Restate each line of the listing exactly, without carrying over any pictures.
___ Material for this exercise ___
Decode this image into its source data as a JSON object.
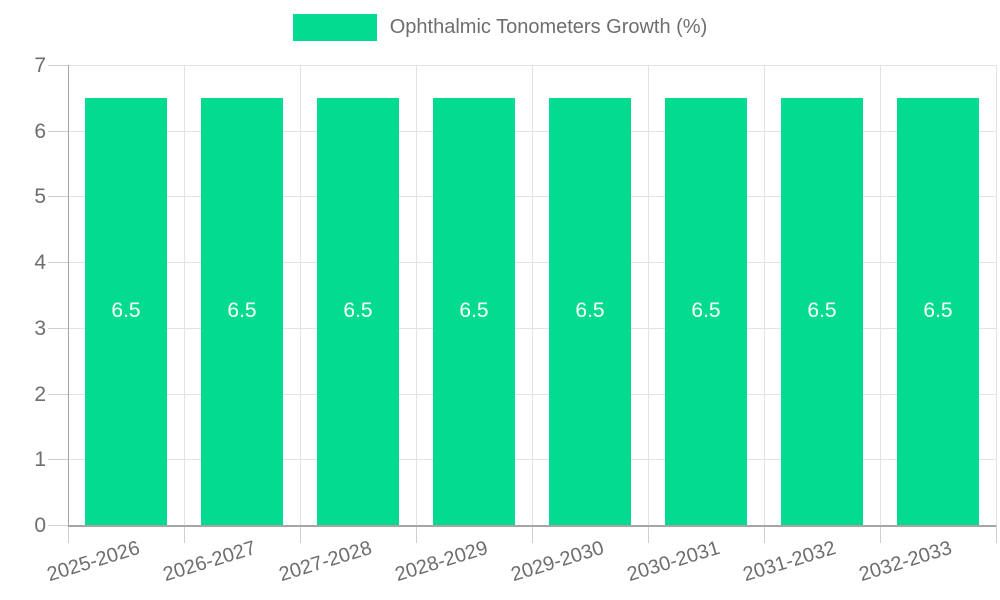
{
  "chart_data": {
    "type": "bar",
    "title": "Ophthalmic Tonometers Growth (%)",
    "legend": {
      "label": "Ophthalmic Tonometers Growth (%)",
      "position": "top-center"
    },
    "categories": [
      "2025-2026",
      "2026-2027",
      "2027-2028",
      "2028-2029",
      "2029-2030",
      "2030-2031",
      "2031-2032",
      "2032-2033"
    ],
    "series": [
      {
        "name": "Ophthalmic Tonometers Growth (%)",
        "values": [
          6.5,
          6.5,
          6.5,
          6.5,
          6.5,
          6.5,
          6.5,
          6.5
        ]
      }
    ],
    "value_labels": [
      "6.5",
      "6.5",
      "6.5",
      "6.5",
      "6.5",
      "6.5",
      "6.5",
      "6.5"
    ],
    "xlabel": "",
    "ylabel": "",
    "ylim": [
      0,
      7
    ],
    "ytick_step": 1,
    "ytick_labels": [
      "0",
      "1",
      "2",
      "3",
      "4",
      "5",
      "6",
      "7"
    ],
    "grid": true,
    "colors": {
      "bar": "#03dc90",
      "value_label": "#ffffff",
      "tick_text": "#6e6e6e",
      "gridline": "#e3e3e3",
      "axis": "#a6a6a6"
    }
  }
}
___
Response:
Decode this image into its source data as a JSON object.
{
  "chart_data": {
    "type": "bar",
    "title": "Ophthalmic Tonometers Growth (%)",
    "legend": {
      "label": "Ophthalmic Tonometers Growth (%)",
      "position": "top-center"
    },
    "categories": [
      "2025-2026",
      "2026-2027",
      "2027-2028",
      "2028-2029",
      "2029-2030",
      "2030-2031",
      "2031-2032",
      "2032-2033"
    ],
    "series": [
      {
        "name": "Ophthalmic Tonometers Growth (%)",
        "values": [
          6.5,
          6.5,
          6.5,
          6.5,
          6.5,
          6.5,
          6.5,
          6.5
        ]
      }
    ],
    "value_labels": [
      "6.5",
      "6.5",
      "6.5",
      "6.5",
      "6.5",
      "6.5",
      "6.5",
      "6.5"
    ],
    "xlabel": "",
    "ylabel": "",
    "ylim": [
      0,
      7
    ],
    "ytick_step": 1,
    "ytick_labels": [
      "0",
      "1",
      "2",
      "3",
      "4",
      "5",
      "6",
      "7"
    ],
    "grid": true,
    "colors": {
      "bar": "#03dc90",
      "value_label": "#ffffff",
      "tick_text": "#6e6e6e",
      "gridline": "#e3e3e3",
      "axis": "#a6a6a6"
    }
  }
}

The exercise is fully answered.